- EXERCISE REQUIREMENTS
Copy out each line that has "concluido" in it.

(Data entries)
>>

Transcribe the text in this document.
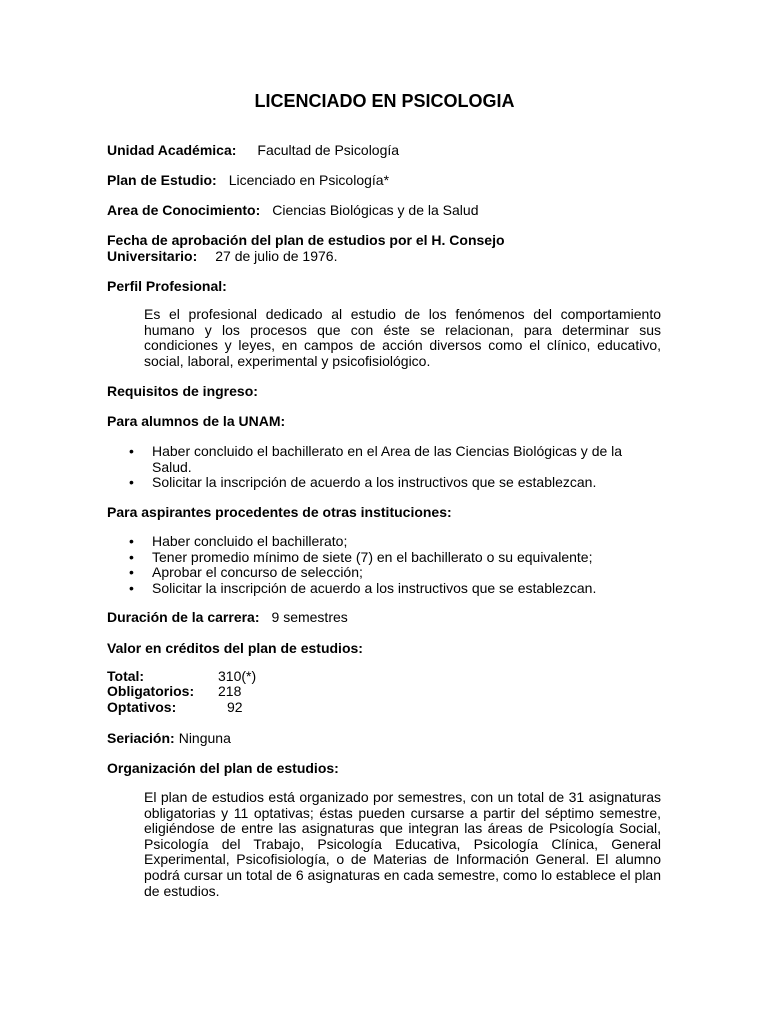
LICENCIADO EN PSICOLOGIA
Unidad Académica: Facultad de Psicología
Plan de Estudio: Licenciado en Psicología*
Area de Conocimiento: Ciencias Biológicas y de la Salud
Fecha de aprobación del plan de estudios por el H. Consejo
Universitario: 27 de julio de 1976.
Perfil Profesional:
Es el profesional dedicado al estudio de los fenómenos del comportamiento humano y los procesos que con éste se relacionan, para determinar sus condiciones y leyes, en campos de acción diversos como el clínico, educativo, social, laboral, experimental y psicofisiológico.
Requisitos de ingreso:
Para alumnos de la UNAM:
• Haber concluido el bachillerato en el Area de las Ciencias Biológicas y de la Salud.
• Solicitar la inscripción de acuerdo a los instructivos que se establezcan.
Para aspirantes procedentes de otras instituciones:
• Haber concluido el bachillerato;
• Tener promedio mínimo de siete (7) en el bachillerato o su equivalente;
• Aprobar el concurso de selección;
• Solicitar la inscripción de acuerdo a los instructivos que se establezcan.
Duración de la carrera: 9 semestres
Valor en créditos del plan de estudios:
Total:	310(*)
Obligatorios: 218
Optativos:	92
Seriación: Ninguna
Organización del plan de estudios:
El plan de estudios está organizado por semestres, con un total de 31 asignaturas obligatorias y 11 optativas; éstas pueden cursarse a partir del séptimo semestre, eligiéndose de entre las asignaturas que integran las áreas de Psicología Social, Psicología del Trabajo, Psicología Educativa, Psicología Clínica, General Experimental, Psicofisiología, o de Materias de Información General. El alumno podrá cursar un total de 6 asignaturas en cada semestre, como lo establece el plan de estudios.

<<

- SOLUTION
• Haber concluido el bachillerato en el Area de las Ciencias Biológicas y de la Salud.
• Haber concluido el bachillerato;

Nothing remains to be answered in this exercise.